### Data for this exercise

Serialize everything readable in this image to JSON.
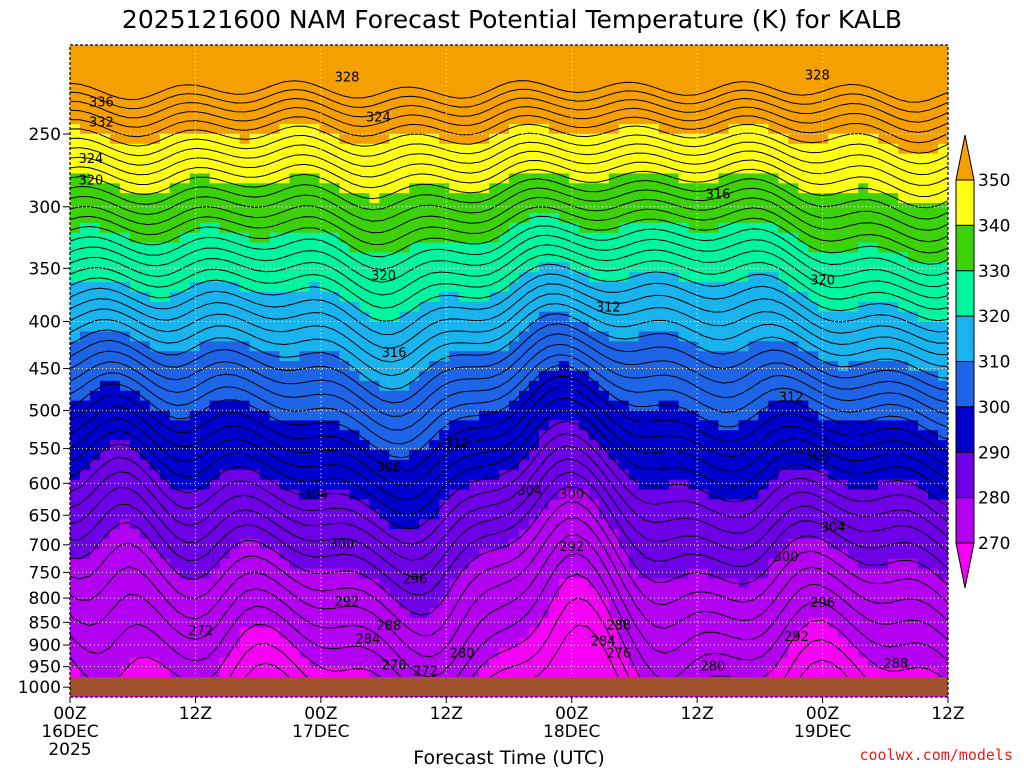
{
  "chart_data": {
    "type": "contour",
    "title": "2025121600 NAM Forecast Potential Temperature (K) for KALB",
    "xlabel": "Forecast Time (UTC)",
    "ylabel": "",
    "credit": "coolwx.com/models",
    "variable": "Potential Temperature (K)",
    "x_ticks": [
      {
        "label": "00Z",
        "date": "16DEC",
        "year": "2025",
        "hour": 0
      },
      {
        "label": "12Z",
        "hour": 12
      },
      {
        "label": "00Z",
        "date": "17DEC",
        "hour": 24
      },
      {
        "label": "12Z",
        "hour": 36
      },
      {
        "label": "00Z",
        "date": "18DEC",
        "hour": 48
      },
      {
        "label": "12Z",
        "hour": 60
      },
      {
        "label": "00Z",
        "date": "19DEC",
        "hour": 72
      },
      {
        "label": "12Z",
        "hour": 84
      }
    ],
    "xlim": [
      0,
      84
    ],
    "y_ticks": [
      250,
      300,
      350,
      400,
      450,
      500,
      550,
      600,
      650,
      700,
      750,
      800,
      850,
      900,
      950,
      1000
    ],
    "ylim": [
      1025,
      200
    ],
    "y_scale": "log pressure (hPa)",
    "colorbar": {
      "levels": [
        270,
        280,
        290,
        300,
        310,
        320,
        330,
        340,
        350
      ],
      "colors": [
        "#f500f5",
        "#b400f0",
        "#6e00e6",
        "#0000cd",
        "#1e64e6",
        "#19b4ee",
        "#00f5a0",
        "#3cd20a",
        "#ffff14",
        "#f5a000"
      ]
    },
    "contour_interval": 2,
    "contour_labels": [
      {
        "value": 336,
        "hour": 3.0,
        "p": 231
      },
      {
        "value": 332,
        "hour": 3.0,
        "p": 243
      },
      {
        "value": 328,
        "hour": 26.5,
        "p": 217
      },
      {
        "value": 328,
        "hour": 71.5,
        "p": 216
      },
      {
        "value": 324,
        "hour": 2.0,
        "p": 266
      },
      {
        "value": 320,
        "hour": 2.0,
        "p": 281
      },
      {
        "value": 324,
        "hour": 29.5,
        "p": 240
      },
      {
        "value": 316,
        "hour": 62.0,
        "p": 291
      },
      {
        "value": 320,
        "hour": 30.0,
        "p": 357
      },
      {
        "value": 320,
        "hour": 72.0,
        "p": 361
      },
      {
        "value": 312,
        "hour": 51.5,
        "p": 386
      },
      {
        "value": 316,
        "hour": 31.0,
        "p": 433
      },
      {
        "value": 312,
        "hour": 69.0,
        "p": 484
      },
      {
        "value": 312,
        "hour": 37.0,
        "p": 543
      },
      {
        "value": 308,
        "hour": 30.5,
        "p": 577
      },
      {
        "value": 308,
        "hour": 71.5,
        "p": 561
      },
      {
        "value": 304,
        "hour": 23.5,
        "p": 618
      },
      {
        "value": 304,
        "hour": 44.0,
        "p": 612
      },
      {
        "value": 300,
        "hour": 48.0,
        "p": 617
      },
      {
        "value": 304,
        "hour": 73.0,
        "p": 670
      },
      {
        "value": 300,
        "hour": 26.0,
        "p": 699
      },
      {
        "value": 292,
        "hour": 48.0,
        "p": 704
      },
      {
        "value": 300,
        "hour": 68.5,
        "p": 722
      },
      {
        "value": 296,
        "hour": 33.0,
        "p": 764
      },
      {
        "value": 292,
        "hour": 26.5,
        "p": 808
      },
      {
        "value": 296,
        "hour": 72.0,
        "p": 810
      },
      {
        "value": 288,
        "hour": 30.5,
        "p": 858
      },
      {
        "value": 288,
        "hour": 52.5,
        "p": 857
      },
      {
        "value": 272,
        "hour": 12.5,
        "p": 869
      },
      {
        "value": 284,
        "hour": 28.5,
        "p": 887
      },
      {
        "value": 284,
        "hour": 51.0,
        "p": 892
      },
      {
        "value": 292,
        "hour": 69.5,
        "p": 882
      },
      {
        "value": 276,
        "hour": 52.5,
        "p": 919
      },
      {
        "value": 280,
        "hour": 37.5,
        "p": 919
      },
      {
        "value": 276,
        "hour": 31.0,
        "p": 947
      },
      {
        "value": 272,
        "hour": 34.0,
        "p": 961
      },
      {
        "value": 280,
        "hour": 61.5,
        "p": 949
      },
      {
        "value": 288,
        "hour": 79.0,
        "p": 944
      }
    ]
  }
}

######
### Data for this exercise

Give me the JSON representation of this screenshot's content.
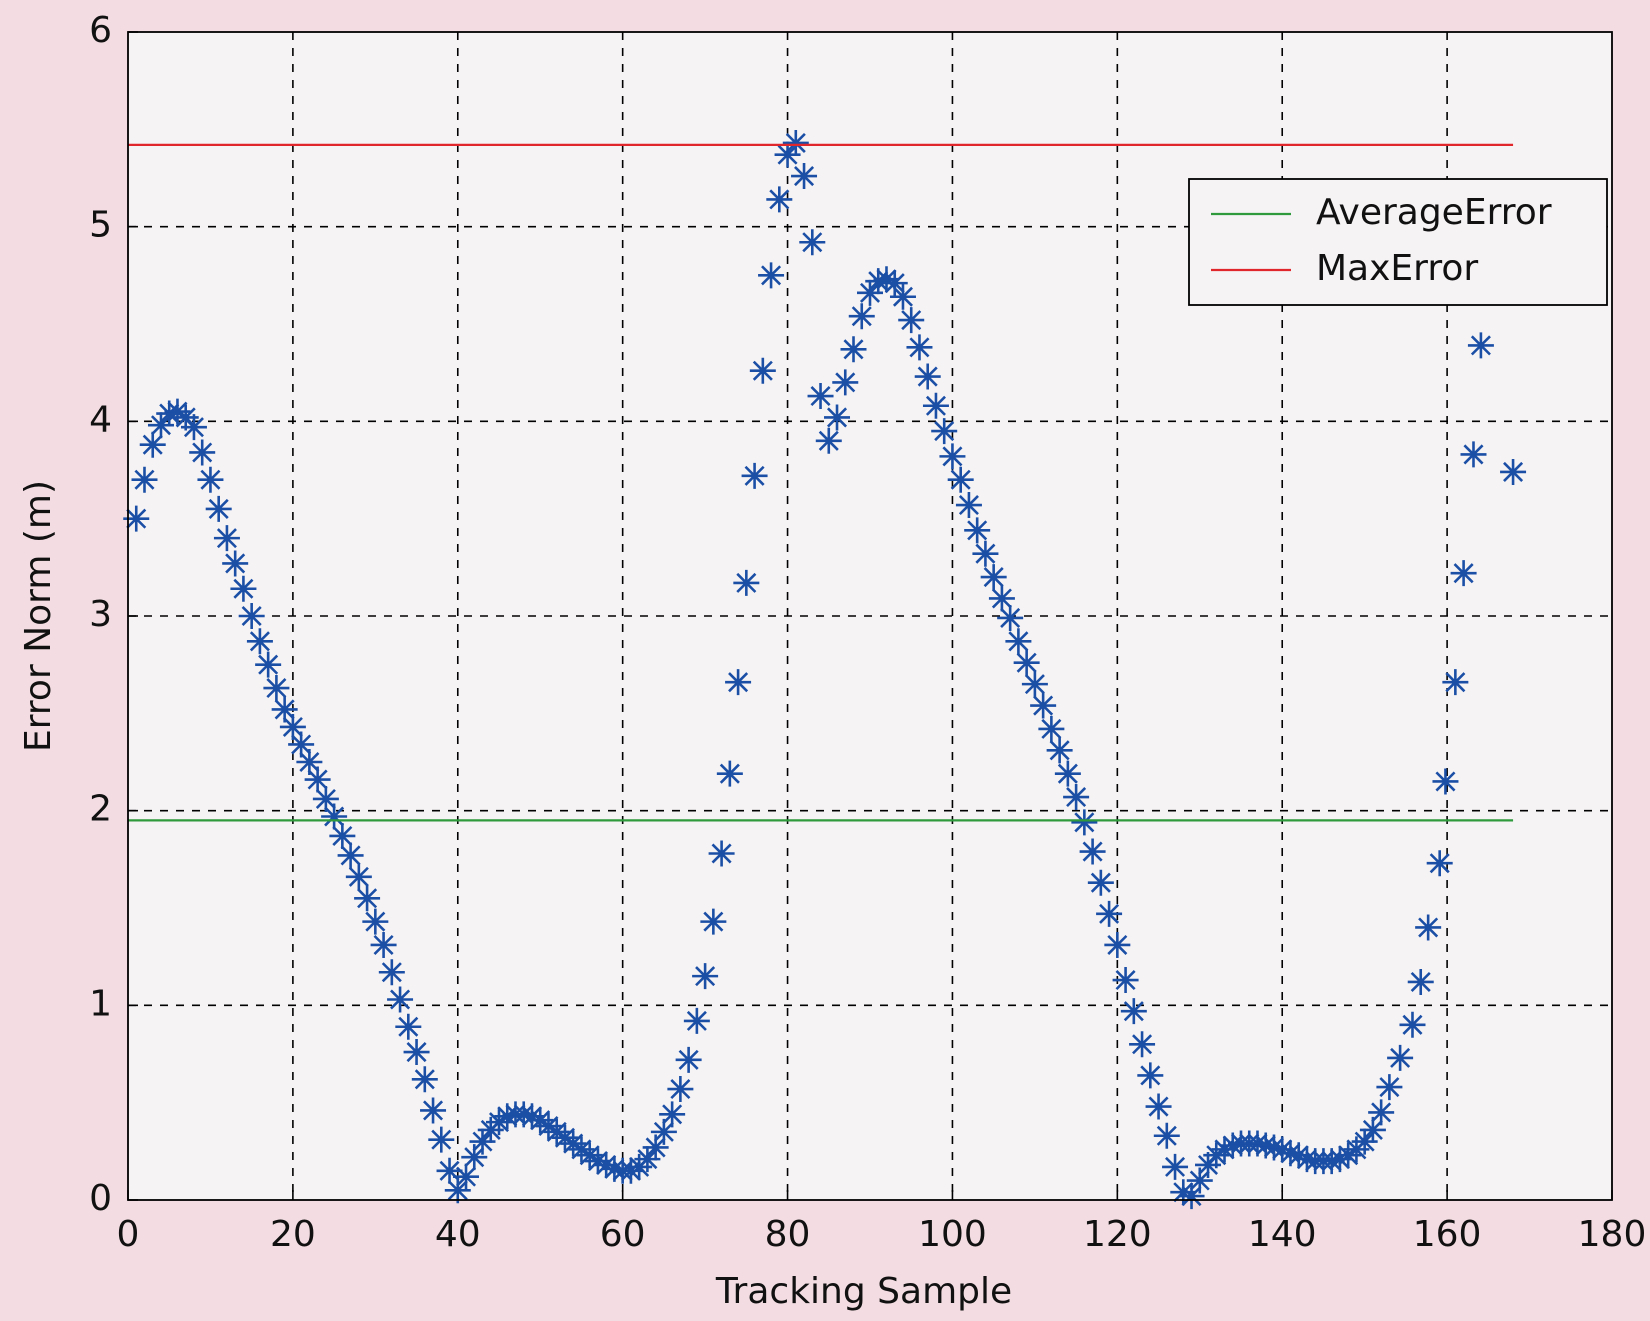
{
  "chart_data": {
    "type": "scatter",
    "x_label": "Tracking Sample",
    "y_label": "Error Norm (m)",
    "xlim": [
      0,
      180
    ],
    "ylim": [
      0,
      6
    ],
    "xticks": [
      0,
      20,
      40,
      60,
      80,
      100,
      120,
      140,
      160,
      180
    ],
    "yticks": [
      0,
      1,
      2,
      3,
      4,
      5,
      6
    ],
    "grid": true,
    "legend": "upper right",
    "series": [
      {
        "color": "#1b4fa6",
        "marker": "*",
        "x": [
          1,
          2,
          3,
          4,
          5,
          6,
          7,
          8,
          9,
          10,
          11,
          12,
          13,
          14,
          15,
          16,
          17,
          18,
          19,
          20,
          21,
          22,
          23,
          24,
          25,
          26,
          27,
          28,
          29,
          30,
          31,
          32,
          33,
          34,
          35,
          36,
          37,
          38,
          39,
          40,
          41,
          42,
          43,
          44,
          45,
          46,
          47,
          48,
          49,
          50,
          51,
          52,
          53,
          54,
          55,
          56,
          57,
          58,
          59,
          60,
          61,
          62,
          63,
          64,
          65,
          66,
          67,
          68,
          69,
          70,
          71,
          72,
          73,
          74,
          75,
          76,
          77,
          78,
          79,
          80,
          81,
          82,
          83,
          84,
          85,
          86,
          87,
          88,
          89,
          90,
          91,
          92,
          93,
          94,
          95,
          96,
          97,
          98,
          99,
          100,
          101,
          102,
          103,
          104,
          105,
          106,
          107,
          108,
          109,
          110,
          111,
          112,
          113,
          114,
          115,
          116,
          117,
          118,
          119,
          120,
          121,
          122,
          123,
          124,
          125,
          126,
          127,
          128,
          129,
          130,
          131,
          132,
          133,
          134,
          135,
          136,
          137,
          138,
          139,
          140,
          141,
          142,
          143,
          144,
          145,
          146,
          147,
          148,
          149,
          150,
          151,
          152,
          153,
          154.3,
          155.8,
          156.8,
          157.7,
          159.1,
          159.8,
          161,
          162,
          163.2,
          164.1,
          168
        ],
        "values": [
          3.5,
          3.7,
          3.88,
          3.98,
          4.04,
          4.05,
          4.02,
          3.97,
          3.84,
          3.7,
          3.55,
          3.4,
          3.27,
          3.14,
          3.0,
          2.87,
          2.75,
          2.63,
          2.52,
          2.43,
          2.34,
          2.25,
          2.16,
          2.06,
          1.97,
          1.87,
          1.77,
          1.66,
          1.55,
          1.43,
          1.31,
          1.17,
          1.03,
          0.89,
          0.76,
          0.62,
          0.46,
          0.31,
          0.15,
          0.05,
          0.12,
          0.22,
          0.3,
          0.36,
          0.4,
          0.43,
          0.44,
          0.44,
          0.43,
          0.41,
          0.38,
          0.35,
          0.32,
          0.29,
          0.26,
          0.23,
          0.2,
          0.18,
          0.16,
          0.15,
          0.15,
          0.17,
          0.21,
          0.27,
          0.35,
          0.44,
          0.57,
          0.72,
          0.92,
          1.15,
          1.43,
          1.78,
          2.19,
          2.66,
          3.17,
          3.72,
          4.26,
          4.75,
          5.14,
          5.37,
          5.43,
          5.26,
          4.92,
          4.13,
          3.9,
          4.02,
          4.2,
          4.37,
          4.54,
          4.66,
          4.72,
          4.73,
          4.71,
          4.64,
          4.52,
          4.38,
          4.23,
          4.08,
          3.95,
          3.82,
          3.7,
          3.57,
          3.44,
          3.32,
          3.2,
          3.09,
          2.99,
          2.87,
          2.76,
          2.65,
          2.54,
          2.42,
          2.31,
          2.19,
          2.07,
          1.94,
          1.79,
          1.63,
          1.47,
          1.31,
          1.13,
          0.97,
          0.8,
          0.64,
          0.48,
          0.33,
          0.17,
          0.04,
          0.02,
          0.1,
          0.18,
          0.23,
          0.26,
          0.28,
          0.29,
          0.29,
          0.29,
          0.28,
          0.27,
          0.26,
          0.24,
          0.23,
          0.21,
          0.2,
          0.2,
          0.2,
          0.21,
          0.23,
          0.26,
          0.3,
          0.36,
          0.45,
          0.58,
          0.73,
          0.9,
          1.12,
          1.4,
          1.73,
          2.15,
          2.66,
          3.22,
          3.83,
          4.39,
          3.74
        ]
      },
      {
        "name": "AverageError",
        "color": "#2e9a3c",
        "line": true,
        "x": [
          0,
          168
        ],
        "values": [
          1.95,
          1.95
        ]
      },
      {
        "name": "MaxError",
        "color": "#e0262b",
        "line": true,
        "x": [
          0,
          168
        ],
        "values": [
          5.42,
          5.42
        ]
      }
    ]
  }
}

######
### Data for this exercise

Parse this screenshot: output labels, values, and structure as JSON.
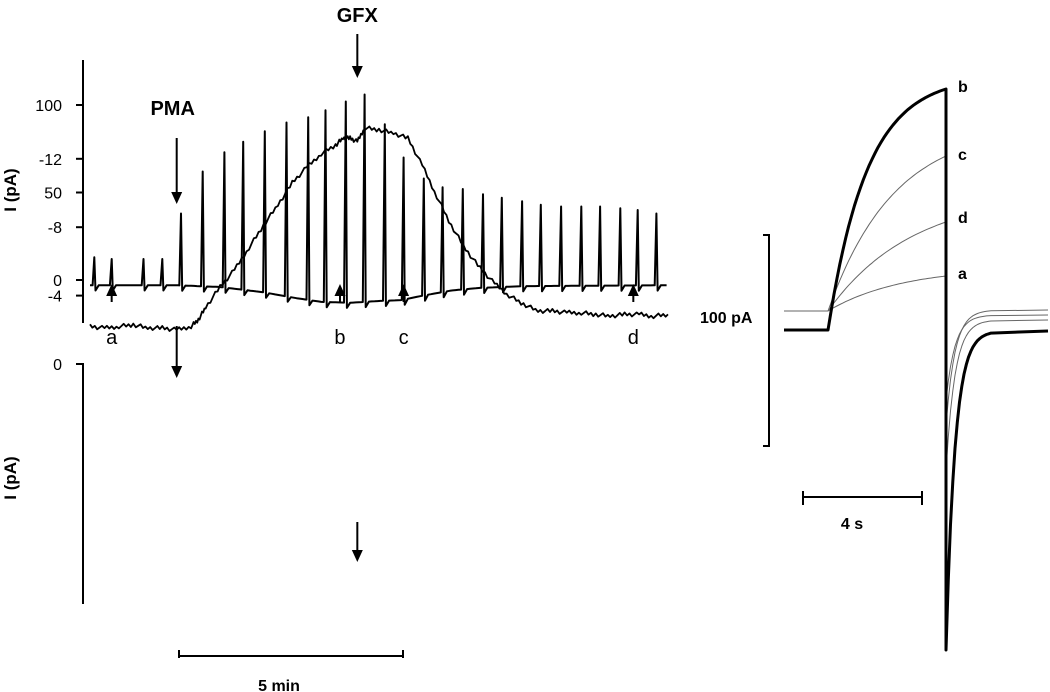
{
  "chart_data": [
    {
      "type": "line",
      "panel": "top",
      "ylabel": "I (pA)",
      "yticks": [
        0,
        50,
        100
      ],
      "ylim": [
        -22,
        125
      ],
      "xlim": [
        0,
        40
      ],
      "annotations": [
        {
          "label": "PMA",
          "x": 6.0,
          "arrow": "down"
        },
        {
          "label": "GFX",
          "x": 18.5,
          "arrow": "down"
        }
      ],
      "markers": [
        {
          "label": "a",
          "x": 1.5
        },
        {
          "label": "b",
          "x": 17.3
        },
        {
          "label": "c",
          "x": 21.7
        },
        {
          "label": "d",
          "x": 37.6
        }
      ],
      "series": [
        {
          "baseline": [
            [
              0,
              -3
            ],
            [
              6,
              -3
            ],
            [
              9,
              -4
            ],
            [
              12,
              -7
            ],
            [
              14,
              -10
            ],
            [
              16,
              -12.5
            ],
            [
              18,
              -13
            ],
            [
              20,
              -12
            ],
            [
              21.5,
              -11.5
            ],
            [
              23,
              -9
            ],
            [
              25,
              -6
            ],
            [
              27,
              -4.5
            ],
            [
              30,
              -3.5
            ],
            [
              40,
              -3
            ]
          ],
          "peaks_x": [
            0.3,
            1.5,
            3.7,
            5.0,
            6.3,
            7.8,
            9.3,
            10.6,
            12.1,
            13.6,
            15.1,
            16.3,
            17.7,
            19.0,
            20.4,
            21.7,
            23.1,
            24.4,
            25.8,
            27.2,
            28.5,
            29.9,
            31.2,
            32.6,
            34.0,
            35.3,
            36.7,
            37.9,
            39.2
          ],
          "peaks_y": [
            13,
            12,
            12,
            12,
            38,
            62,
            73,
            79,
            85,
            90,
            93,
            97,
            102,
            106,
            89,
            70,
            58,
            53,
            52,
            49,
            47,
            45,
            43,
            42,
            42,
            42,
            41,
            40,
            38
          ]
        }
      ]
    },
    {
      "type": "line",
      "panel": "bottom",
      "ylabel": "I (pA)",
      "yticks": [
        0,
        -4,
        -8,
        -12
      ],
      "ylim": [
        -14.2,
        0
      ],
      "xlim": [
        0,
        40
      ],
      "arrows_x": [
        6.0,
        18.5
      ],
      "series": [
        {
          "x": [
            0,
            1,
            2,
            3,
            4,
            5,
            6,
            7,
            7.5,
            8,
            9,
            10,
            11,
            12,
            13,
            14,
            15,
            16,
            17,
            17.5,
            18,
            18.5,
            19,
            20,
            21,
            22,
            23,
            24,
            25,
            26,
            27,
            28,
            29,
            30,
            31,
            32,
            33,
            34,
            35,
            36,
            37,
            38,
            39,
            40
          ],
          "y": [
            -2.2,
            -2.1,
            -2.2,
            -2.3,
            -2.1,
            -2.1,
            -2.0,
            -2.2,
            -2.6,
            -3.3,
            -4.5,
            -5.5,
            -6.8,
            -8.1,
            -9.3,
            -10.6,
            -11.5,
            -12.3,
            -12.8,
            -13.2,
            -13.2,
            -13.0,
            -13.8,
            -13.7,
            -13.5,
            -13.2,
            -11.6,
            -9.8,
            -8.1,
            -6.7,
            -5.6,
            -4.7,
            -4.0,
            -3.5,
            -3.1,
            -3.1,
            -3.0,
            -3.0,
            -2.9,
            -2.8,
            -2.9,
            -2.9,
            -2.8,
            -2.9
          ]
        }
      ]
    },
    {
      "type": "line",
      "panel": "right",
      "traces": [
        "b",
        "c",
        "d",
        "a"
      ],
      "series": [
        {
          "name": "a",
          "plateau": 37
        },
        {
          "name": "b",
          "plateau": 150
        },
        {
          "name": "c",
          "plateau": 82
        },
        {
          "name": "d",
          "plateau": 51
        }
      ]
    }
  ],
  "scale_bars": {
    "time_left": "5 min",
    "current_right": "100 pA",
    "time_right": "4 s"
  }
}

######

▶ The request
Identify each line containing the string "Temperature" and copy it out.

▶ Response for this exercise
    "title": "2025121600 NAM Forecast Potential Temperature (K) for KALB",
    "variable": "Potential Temperature (K)",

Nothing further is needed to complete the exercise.